**Saved data entries:**
^^^^

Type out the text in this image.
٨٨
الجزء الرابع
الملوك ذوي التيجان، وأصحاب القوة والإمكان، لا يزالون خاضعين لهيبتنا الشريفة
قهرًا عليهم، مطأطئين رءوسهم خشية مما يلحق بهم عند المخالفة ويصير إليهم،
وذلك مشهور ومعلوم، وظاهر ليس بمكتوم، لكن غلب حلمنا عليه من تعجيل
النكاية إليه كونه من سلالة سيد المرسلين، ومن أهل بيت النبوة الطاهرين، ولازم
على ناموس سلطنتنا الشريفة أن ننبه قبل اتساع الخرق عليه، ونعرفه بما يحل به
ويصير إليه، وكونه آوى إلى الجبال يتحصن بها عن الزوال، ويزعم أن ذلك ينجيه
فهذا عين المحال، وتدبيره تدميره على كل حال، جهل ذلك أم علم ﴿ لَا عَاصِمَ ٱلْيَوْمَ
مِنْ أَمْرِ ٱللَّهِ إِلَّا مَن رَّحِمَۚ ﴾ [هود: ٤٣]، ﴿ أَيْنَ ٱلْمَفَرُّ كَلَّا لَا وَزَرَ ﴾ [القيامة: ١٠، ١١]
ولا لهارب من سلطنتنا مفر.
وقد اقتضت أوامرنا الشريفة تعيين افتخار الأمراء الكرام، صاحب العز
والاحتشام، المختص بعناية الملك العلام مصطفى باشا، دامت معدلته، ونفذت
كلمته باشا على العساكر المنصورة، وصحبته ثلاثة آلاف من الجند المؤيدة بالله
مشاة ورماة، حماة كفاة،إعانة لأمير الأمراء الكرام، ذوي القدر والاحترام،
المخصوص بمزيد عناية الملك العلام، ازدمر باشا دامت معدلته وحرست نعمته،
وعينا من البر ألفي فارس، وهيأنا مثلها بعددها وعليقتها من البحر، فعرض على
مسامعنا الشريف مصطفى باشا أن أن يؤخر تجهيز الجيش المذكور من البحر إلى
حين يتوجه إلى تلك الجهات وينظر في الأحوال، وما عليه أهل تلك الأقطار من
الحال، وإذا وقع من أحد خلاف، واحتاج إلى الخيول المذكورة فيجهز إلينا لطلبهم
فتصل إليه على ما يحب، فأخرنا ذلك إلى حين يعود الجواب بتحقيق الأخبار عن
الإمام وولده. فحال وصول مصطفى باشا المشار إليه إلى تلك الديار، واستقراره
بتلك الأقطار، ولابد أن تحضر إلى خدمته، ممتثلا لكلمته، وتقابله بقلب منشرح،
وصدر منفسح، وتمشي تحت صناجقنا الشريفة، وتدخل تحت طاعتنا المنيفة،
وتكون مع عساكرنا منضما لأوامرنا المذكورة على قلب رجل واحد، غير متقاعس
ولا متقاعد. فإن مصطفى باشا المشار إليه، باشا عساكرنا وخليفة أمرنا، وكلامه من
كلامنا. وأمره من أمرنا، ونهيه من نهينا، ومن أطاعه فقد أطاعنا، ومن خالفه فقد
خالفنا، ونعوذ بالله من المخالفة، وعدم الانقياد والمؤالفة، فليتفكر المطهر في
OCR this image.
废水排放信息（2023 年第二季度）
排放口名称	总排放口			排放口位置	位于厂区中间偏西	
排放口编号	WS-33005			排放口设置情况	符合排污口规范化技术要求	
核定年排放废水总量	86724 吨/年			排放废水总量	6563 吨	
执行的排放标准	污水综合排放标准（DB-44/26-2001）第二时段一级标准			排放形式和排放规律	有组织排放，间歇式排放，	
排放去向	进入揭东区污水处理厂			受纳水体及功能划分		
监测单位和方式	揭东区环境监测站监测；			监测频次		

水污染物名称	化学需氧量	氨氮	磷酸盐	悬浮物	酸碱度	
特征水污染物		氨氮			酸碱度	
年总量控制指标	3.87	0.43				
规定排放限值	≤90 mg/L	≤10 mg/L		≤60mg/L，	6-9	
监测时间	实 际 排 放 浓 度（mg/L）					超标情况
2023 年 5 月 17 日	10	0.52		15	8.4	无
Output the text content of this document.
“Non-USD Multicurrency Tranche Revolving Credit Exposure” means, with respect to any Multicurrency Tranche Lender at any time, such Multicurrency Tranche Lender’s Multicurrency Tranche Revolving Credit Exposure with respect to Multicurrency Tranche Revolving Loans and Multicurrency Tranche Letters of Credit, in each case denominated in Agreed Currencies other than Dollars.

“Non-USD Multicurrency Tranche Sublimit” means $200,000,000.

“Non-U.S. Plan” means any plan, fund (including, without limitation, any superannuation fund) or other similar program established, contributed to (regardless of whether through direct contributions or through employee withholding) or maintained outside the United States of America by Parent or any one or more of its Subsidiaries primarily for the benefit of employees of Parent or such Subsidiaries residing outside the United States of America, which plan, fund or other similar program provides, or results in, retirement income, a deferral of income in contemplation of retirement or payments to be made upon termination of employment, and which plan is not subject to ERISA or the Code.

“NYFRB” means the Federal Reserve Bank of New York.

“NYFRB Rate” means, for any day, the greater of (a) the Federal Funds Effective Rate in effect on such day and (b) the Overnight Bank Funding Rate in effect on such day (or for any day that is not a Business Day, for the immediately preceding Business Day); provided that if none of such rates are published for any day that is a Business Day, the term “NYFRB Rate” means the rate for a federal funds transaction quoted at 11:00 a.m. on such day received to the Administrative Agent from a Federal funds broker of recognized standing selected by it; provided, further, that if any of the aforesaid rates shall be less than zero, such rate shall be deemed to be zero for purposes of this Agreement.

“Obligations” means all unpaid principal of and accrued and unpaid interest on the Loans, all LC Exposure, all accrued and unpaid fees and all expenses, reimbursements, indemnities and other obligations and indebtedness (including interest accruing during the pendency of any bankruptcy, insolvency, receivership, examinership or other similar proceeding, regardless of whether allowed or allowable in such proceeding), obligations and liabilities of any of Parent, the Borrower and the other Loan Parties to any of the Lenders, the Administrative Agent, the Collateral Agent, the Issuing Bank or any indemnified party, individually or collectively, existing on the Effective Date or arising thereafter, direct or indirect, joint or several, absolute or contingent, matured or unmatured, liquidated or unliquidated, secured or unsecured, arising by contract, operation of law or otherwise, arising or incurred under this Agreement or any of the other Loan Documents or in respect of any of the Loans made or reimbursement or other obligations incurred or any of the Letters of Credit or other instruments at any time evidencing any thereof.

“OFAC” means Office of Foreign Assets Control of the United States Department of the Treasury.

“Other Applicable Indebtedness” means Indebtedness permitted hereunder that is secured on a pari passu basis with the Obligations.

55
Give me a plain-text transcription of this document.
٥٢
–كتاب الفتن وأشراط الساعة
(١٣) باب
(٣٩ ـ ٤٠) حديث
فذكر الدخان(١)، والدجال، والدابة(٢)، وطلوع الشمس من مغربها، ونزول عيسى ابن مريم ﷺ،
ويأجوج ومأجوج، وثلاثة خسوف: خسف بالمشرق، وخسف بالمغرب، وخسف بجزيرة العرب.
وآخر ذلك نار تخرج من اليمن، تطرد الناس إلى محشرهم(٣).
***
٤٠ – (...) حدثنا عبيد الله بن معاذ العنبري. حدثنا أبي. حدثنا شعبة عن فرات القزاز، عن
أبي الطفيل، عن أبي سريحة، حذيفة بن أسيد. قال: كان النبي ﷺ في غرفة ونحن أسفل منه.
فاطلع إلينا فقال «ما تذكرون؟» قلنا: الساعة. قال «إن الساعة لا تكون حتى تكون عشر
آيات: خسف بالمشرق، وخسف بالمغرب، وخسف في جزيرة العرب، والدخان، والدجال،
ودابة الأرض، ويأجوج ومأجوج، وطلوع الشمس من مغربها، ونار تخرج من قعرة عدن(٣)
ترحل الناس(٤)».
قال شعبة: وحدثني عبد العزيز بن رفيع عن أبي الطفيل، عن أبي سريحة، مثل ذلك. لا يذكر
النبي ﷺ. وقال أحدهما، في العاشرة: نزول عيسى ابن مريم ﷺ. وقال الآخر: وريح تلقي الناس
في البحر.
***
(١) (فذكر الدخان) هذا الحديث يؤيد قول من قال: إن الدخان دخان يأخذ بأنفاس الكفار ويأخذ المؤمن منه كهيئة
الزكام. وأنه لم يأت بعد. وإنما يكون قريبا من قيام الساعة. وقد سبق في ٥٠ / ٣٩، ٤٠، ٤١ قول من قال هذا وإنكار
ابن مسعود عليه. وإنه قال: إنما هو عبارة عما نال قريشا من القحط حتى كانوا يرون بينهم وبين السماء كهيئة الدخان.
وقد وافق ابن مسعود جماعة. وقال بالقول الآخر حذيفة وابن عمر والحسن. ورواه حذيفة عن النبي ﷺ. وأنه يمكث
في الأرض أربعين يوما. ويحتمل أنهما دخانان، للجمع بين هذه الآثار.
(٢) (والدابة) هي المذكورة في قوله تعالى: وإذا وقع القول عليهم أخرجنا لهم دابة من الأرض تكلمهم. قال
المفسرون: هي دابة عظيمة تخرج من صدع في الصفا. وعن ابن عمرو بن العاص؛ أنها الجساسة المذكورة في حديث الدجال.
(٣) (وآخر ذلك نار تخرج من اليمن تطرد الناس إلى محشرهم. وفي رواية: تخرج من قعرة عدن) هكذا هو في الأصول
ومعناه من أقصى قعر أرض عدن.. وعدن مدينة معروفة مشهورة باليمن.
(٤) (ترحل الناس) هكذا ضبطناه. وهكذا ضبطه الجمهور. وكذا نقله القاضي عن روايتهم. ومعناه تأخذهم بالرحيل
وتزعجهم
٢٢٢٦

^^^^

From the entries above, copy every line containing the word "مصطفى".

والاحتشام، المختص بعناية الملك العلام مصطفى باشا، دامت معدلته، ونفذت
مسامعنا الشريف مصطفى باشا أن أن يؤخر تجهيز الجيش المذكور من البحر إلى
الإمام وولده. فحال وصول مصطفى باشا المشار إليه إلى تلك الديار، واستقراره
ولا متقاعد. فإن مصطفى باشا المشار إليه، باشا عساكرنا وخليفة أمرنا، وكلامه من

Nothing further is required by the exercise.